** start **

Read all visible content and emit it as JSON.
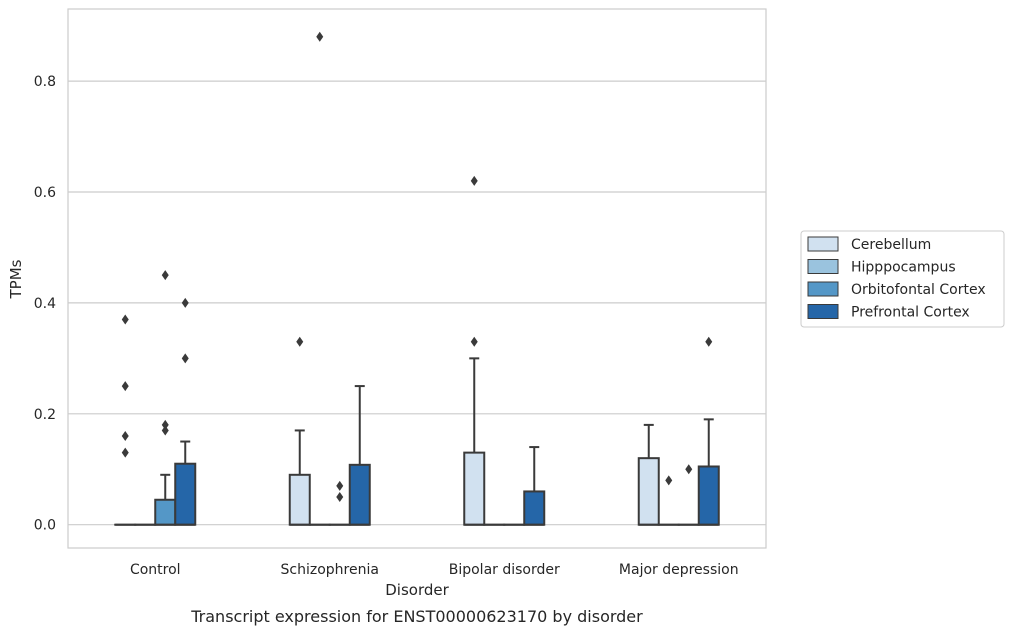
{
  "chart_data": {
    "type": "box",
    "caption": "Transcript expression for ENST00000623170 by disorder",
    "xlabel": "Disorder",
    "ylabel": "TPMs",
    "ylim": [
      -0.042,
      0.93
    ],
    "yticks": [
      "0.0",
      "0.2",
      "0.4",
      "0.6",
      "0.8"
    ],
    "categories": [
      "Control",
      "Schizophrenia",
      "Bipolar disorder",
      "Major depression"
    ],
    "grid": "horizontal",
    "legend_position": "right",
    "series": [
      {
        "name": "Cerebellum",
        "color": "#d1e1f0",
        "boxes": [
          {
            "q1": 0,
            "median": 0,
            "q3": 0,
            "whisker_low": 0,
            "whisker_high": 0,
            "outliers": [
              0.37,
              0.25,
              0.16,
              0.13
            ]
          },
          {
            "q1": 0,
            "median": 0,
            "q3": 0.09,
            "whisker_low": 0,
            "whisker_high": 0.17,
            "outliers": [
              0.33
            ]
          },
          {
            "q1": 0,
            "median": 0,
            "q3": 0.13,
            "whisker_low": 0,
            "whisker_high": 0.3,
            "outliers": [
              0.33,
              0.62
            ]
          },
          {
            "q1": 0,
            "median": 0,
            "q3": 0.12,
            "whisker_low": 0,
            "whisker_high": 0.18,
            "outliers": []
          }
        ]
      },
      {
        "name": "Hipppocampus",
        "color": "#9ac3de",
        "boxes": [
          {
            "q1": 0,
            "median": 0,
            "q3": 0,
            "whisker_low": 0,
            "whisker_high": 0,
            "outliers": []
          },
          {
            "q1": 0,
            "median": 0,
            "q3": 0,
            "whisker_low": 0,
            "whisker_high": 0,
            "outliers": [
              0.88
            ]
          },
          {
            "q1": 0,
            "median": 0,
            "q3": 0,
            "whisker_low": 0,
            "whisker_high": 0,
            "outliers": []
          },
          {
            "q1": 0,
            "median": 0,
            "q3": 0,
            "whisker_low": 0,
            "whisker_high": 0,
            "outliers": [
              0.08
            ]
          }
        ]
      },
      {
        "name": "Orbitofontal Cortex",
        "color": "#5497c7",
        "boxes": [
          {
            "q1": 0,
            "median": 0,
            "q3": 0.045,
            "whisker_low": 0,
            "whisker_high": 0.09,
            "outliers": [
              0.45,
              0.18,
              0.17
            ]
          },
          {
            "q1": 0,
            "median": 0,
            "q3": 0,
            "whisker_low": 0,
            "whisker_high": 0,
            "outliers": [
              0.07,
              0.05
            ]
          },
          {
            "q1": 0,
            "median": 0,
            "q3": 0,
            "whisker_low": 0,
            "whisker_high": 0,
            "outliers": []
          },
          {
            "q1": 0,
            "median": 0,
            "q3": 0,
            "whisker_low": 0,
            "whisker_high": 0,
            "outliers": [
              0.1
            ]
          }
        ]
      },
      {
        "name": "Prefrontal Cortex",
        "color": "#2566a8",
        "boxes": [
          {
            "q1": 0,
            "median": 0,
            "q3": 0.11,
            "whisker_low": 0,
            "whisker_high": 0.15,
            "outliers": [
              0.4,
              0.3
            ]
          },
          {
            "q1": 0,
            "median": 0,
            "q3": 0.108,
            "whisker_low": 0,
            "whisker_high": 0.25,
            "outliers": []
          },
          {
            "q1": 0,
            "median": 0,
            "q3": 0.06,
            "whisker_low": 0,
            "whisker_high": 0.14,
            "outliers": []
          },
          {
            "q1": 0,
            "median": 0,
            "q3": 0.105,
            "whisker_low": 0,
            "whisker_high": 0.19,
            "outliers": [
              0.33
            ]
          }
        ]
      }
    ]
  },
  "colors": {
    "grid": "#cccccc",
    "frame": "#cccccc",
    "line": "#3a3a3a",
    "text": "#262626"
  }
}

** end **

Which lines of the data include "Cortex"? Copy each of them.

Answer below.
        "name": "Orbitofontal Cortex",
        "name": "Prefrontal Cortex",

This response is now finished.